▸ What to produce: Where a line holds the string "default", return that line.

▸ Stored rows:
>> start

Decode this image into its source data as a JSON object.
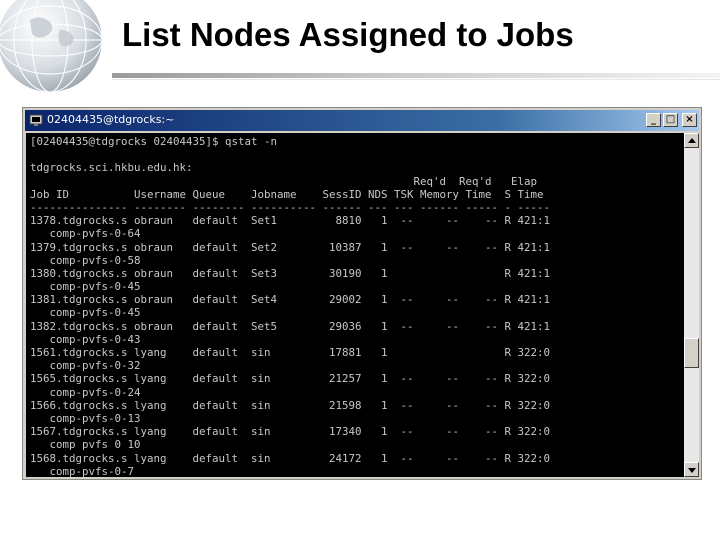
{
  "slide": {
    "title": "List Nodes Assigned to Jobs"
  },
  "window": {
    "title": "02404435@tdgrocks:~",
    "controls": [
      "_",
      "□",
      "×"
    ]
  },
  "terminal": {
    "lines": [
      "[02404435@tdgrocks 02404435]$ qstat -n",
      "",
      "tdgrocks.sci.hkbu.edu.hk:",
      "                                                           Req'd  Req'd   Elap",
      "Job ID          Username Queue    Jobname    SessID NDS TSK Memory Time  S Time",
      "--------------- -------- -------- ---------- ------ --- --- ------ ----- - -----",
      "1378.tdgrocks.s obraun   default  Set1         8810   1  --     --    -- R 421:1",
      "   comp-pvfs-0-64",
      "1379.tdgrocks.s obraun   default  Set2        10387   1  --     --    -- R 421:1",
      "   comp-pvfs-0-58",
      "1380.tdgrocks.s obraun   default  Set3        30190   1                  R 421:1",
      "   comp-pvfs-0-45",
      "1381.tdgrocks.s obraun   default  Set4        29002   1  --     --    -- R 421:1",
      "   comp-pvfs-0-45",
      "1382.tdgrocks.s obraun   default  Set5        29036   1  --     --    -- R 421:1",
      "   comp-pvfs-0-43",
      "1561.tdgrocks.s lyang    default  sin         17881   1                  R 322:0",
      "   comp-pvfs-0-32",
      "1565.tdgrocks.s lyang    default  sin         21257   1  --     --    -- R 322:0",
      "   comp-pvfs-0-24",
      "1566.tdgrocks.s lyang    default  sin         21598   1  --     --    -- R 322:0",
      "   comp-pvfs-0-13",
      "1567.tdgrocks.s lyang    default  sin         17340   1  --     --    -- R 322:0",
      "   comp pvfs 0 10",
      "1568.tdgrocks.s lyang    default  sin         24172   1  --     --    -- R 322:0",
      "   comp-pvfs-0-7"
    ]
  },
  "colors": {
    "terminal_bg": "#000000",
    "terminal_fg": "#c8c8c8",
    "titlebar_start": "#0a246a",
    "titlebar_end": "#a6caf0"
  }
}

>> end
>> start

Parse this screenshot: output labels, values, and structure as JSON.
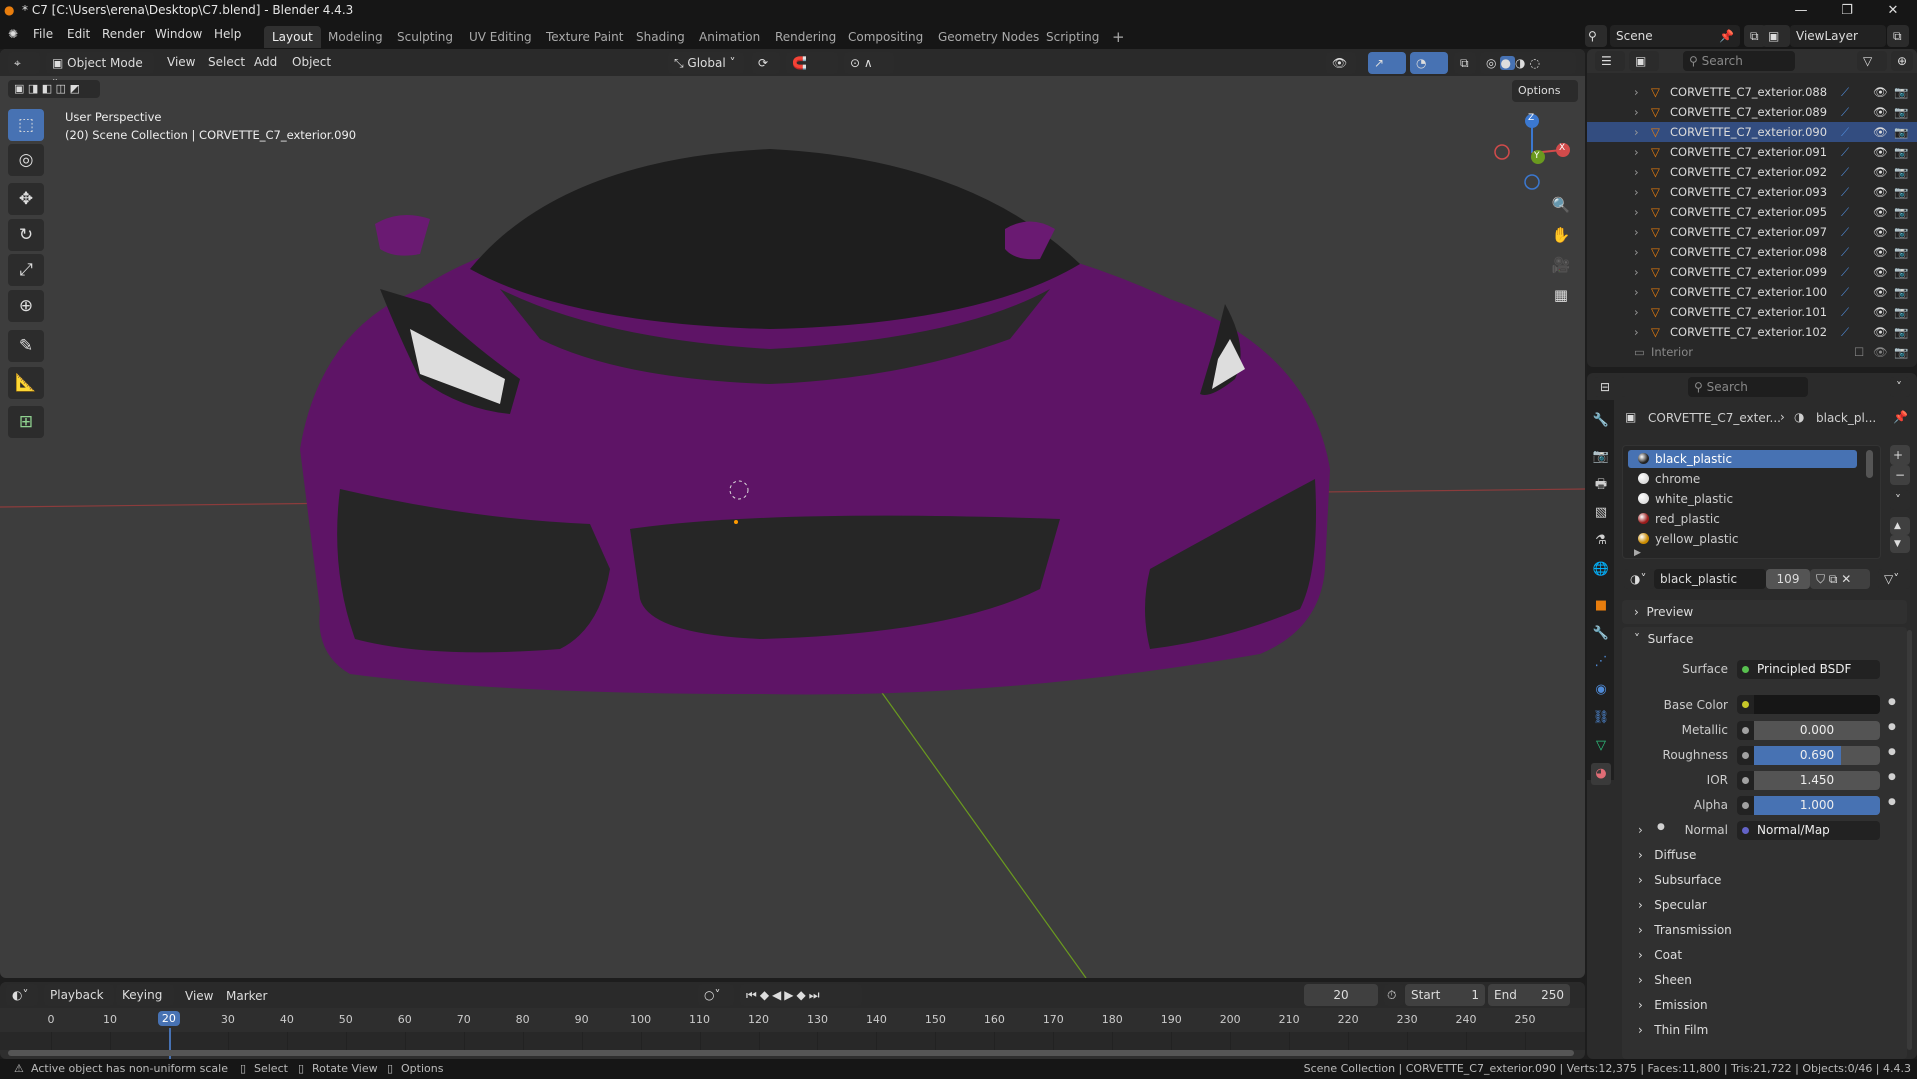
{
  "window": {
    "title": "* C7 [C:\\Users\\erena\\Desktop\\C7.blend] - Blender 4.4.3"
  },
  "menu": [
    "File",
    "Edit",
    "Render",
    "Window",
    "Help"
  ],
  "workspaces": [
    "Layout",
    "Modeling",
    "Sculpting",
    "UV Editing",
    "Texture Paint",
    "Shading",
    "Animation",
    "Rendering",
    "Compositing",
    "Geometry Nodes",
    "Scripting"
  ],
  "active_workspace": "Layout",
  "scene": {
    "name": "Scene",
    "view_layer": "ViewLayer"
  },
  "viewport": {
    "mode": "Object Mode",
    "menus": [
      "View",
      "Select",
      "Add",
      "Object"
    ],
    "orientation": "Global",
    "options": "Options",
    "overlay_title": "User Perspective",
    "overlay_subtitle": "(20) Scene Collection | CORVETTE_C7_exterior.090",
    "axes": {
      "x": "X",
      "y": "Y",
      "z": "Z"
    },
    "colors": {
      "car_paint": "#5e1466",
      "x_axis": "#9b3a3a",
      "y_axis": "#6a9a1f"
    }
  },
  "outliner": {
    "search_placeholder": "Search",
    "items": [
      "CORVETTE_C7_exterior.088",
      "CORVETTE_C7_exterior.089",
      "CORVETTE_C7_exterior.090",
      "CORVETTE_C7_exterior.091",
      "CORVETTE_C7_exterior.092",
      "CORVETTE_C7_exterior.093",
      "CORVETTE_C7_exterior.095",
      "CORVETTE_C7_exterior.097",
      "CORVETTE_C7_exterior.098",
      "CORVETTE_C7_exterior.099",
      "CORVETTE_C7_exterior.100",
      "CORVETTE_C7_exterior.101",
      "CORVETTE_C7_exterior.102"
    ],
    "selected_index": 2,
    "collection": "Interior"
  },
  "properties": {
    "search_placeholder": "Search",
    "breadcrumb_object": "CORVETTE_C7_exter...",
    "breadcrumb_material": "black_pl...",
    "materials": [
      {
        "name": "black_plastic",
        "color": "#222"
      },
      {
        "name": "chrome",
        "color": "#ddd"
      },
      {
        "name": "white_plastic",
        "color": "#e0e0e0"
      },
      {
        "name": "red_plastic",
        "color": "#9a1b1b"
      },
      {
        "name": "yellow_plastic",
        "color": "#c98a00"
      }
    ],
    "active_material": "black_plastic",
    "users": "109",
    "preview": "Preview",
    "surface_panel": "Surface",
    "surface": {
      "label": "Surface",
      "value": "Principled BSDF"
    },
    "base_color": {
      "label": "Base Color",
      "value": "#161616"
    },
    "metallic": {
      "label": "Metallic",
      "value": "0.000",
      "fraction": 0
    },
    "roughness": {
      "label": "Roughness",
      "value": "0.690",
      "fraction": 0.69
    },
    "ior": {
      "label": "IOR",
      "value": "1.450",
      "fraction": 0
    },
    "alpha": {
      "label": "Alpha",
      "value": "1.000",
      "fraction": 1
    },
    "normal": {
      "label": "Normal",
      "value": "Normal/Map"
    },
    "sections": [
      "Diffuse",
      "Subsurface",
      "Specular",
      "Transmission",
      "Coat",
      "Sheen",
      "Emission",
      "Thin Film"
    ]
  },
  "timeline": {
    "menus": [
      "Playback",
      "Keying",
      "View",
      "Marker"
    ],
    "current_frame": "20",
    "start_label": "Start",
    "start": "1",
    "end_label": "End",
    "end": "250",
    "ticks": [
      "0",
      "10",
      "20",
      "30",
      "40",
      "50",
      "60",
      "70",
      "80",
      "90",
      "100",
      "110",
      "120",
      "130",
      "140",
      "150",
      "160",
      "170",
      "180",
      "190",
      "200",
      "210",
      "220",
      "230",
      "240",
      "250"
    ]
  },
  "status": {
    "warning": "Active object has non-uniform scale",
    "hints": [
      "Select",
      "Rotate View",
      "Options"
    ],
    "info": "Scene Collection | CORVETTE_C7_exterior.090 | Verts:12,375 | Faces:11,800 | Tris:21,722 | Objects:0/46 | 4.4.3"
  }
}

>> end

▸ Result of this exercise:
      "1378.tdgrocks.s obraun   default  Set1         8810   1  --     --    -- R 421:1",
      "1379.tdgrocks.s obraun   default  Set2        10387   1  --     --    -- R 421:1",
      "1380.tdgrocks.s obraun   default  Set3        30190   1                  R 421:1",
      "1381.tdgrocks.s obraun   default  Set4        29002   1  --     --    -- R 421:1",
      "1382.tdgrocks.s obraun   default  Set5        29036   1  --     --    -- R 421:1",
      "1561.tdgrocks.s lyang    default  sin         17881   1                  R 322:0",
      "1565.tdgrocks.s lyang    default  sin         21257   1  --     --    -- R 322:0",
      "1566.tdgrocks.s lyang    default  sin         21598   1  --     --    -- R 322:0",
      "1567.tdgrocks.s lyang    default  sin         17340   1  --     --    -- R 322:0",
      "1568.tdgrocks.s lyang    default  sin         24172   1  --     --    -- R 322:0",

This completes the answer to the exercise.